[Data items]
- - - -
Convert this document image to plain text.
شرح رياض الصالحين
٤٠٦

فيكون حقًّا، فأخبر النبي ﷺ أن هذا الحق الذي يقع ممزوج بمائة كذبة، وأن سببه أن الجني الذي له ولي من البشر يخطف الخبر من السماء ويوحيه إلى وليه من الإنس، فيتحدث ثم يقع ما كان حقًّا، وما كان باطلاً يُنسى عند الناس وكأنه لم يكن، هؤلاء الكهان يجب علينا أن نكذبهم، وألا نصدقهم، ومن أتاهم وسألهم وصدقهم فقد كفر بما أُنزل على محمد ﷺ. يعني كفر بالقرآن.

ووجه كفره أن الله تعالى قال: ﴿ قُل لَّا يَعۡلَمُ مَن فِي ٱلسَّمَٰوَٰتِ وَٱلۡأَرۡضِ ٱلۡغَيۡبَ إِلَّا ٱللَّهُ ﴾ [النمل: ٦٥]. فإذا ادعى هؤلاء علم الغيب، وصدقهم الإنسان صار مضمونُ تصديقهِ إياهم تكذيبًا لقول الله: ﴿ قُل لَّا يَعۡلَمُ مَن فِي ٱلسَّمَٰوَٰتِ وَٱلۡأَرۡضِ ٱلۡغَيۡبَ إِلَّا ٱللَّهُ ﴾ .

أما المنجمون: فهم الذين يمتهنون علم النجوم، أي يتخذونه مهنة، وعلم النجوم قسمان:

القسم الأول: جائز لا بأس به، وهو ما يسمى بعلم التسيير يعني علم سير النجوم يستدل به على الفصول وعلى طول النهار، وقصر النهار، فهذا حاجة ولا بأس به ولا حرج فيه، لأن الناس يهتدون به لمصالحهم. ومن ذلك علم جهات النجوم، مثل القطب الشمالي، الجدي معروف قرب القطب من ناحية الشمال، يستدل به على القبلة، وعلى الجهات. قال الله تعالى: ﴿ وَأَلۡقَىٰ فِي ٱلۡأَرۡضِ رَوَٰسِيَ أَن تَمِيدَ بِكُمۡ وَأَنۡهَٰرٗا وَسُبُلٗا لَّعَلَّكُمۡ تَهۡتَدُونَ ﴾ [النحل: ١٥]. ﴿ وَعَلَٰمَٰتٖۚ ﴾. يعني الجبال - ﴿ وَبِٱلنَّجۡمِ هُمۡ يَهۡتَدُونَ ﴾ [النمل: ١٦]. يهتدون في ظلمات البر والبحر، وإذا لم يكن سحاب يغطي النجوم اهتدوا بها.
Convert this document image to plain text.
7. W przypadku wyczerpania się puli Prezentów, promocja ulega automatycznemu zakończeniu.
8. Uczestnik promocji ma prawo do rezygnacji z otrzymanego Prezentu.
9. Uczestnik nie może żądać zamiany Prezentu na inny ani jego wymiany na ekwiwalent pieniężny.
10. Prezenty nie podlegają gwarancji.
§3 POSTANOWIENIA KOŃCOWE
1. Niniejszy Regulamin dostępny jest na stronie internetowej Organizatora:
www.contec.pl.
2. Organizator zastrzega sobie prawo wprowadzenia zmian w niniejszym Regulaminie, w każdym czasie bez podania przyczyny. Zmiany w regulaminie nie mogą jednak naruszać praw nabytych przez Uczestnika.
- - - -
▶ [GIVEN REQUEST]
Return every line holding the word "Prezentu" from the records.

▶ [OUTPUT OF THE EXERCISE]
8. Uczestnik promocji ma prawo do rezygnacji z otrzymanego Prezentu.
9. Uczestnik nie może żądać zamiany Prezentu na inny ani jego wymiany na ekwiwalent pieniężny.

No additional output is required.